[Records from a collection of figures]
>> begin
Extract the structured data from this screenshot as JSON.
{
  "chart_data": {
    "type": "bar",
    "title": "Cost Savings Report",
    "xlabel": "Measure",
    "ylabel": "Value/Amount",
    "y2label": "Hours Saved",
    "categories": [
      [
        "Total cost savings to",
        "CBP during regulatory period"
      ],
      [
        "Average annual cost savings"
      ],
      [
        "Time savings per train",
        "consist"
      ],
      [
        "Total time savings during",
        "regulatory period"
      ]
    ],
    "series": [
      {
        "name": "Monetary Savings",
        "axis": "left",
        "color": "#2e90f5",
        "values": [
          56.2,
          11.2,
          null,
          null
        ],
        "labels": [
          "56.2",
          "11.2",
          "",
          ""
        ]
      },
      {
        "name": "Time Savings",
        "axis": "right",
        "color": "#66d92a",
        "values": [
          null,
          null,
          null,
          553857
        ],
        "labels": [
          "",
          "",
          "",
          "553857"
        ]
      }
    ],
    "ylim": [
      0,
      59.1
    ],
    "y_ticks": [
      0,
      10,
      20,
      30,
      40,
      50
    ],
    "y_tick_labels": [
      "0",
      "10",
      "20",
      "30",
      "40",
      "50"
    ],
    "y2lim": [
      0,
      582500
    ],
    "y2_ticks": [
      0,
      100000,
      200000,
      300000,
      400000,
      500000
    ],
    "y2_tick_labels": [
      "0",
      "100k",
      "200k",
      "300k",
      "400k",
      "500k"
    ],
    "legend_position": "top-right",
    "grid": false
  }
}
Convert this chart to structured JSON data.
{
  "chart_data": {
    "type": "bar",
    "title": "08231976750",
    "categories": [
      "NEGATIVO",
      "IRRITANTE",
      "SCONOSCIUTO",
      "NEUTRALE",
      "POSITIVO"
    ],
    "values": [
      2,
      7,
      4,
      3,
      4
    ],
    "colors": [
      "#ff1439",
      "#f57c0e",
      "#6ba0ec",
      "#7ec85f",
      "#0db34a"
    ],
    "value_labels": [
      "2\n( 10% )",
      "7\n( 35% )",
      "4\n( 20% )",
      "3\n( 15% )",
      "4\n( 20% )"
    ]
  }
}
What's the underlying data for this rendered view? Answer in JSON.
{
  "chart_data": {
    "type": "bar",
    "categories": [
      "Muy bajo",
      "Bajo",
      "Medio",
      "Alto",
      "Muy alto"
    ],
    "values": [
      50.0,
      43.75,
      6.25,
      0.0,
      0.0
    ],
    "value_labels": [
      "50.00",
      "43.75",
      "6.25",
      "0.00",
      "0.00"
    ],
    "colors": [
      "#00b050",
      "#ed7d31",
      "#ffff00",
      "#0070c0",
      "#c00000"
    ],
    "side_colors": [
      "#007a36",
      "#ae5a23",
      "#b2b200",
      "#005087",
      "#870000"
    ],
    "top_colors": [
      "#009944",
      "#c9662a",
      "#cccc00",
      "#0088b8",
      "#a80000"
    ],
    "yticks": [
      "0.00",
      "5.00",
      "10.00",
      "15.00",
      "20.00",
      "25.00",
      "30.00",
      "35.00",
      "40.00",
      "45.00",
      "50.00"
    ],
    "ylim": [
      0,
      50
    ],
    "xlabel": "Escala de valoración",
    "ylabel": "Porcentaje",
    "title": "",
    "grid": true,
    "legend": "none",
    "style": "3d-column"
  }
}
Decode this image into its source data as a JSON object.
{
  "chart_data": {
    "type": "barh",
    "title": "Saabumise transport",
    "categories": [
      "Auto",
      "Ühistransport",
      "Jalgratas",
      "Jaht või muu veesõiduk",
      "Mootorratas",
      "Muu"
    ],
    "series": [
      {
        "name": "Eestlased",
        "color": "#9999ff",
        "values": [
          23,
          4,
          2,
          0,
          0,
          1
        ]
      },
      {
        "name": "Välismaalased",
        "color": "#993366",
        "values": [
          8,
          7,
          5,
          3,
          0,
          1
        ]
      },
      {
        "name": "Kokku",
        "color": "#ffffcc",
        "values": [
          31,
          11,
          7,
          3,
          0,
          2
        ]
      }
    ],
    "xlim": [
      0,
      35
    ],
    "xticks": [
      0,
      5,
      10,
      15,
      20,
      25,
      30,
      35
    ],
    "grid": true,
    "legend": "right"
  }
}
>> end
> [YOUR OBJECTIVE]:
Please repeat the material above, word for word and in full.

> [COMPLETE OUTPUT]:
Extract the structured data from this screenshot as JSON.
{
  "chart_data": {
    "type": "bar",
    "title": "Cost Savings Report",
    "xlabel": "Measure",
    "ylabel": "Value/Amount",
    "y2label": "Hours Saved",
    "categories": [
      [
        "Total cost savings to",
        "CBP during regulatory period"
      ],
      [
        "Average annual cost savings"
      ],
      [
        "Time savings per train",
        "consist"
      ],
      [
        "Total time savings during",
        "regulatory period"
      ]
    ],
    "series": [
      {
        "name": "Monetary Savings",
        "axis": "left",
        "color": "#2e90f5",
        "values": [
          56.2,
          11.2,
          null,
          null
        ],
        "labels": [
          "56.2",
          "11.2",
          "",
          ""
        ]
      },
      {
        "name": "Time Savings",
        "axis": "right",
        "color": "#66d92a",
        "values": [
          null,
          null,
          null,
          553857
        ],
        "labels": [
          "",
          "",
          "",
          "553857"
        ]
      }
    ],
    "ylim": [
      0,
      59.1
    ],
    "y_ticks": [
      0,
      10,
      20,
      30,
      40,
      50
    ],
    "y_tick_labels": [
      "0",
      "10",
      "20",
      "30",
      "40",
      "50"
    ],
    "y2lim": [
      0,
      582500
    ],
    "y2_ticks": [
      0,
      100000,
      200000,
      300000,
      400000,
      500000
    ],
    "y2_tick_labels": [
      "0",
      "100k",
      "200k",
      "300k",
      "400k",
      "500k"
    ],
    "legend_position": "top-right",
    "grid": false
  }
}
Convert this chart to structured JSON data.
{
  "chart_data": {
    "type": "bar",
    "title": "08231976750",
    "categories": [
      "NEGATIVO",
      "IRRITANTE",
      "SCONOSCIUTO",
      "NEUTRALE",
      "POSITIVO"
    ],
    "values": [
      2,
      7,
      4,
      3,
      4
    ],
    "colors": [
      "#ff1439",
      "#f57c0e",
      "#6ba0ec",
      "#7ec85f",
      "#0db34a"
    ],
    "value_labels": [
      "2\n( 10% )",
      "7\n( 35% )",
      "4\n( 20% )",
      "3\n( 15% )",
      "4\n( 20% )"
    ]
  }
}
What's the underlying data for this rendered view? Answer in JSON.
{
  "chart_data": {
    "type": "bar",
    "categories": [
      "Muy bajo",
      "Bajo",
      "Medio",
      "Alto",
      "Muy alto"
    ],
    "values": [
      50.0,
      43.75,
      6.25,
      0.0,
      0.0
    ],
    "value_labels": [
      "50.00",
      "43.75",
      "6.25",
      "0.00",
      "0.00"
    ],
    "colors": [
      "#00b050",
      "#ed7d31",
      "#ffff00",
      "#0070c0",
      "#c00000"
    ],
    "side_colors": [
      "#007a36",
      "#ae5a23",
      "#b2b200",
      "#005087",
      "#870000"
    ],
    "top_colors": [
      "#009944",
      "#c9662a",
      "#cccc00",
      "#0088b8",
      "#a80000"
    ],
    "yticks": [
      "0.00",
      "5.00",
      "10.00",
      "15.00",
      "20.00",
      "25.00",
      "30.00",
      "35.00",
      "40.00",
      "45.00",
      "50.00"
    ],
    "ylim": [
      0,
      50
    ],
    "xlabel": "Escala de valoración",
    "ylabel": "Porcentaje",
    "title": "",
    "grid": true,
    "legend": "none",
    "style": "3d-column"
  }
}
Decode this image into its source data as a JSON object.
{
  "chart_data": {
    "type": "barh",
    "title": "Saabumise transport",
    "categories": [
      "Auto",
      "Ühistransport",
      "Jalgratas",
      "Jaht või muu veesõiduk",
      "Mootorratas",
      "Muu"
    ],
    "series": [
      {
        "name": "Eestlased",
        "color": "#9999ff",
        "values": [
          23,
          4,
          2,
          0,
          0,
          1
        ]
      },
      {
        "name": "Välismaalased",
        "color": "#993366",
        "values": [
          8,
          7,
          5,
          3,
          0,
          1
        ]
      },
      {
        "name": "Kokku",
        "color": "#ffffcc",
        "values": [
          31,
          11,
          7,
          3,
          0,
          2
        ]
      }
    ],
    "xlim": [
      0,
      35
    ],
    "xticks": [
      0,
      5,
      10,
      15,
      20,
      25,
      30,
      35
    ],
    "grid": true,
    "legend": "right"
  }
}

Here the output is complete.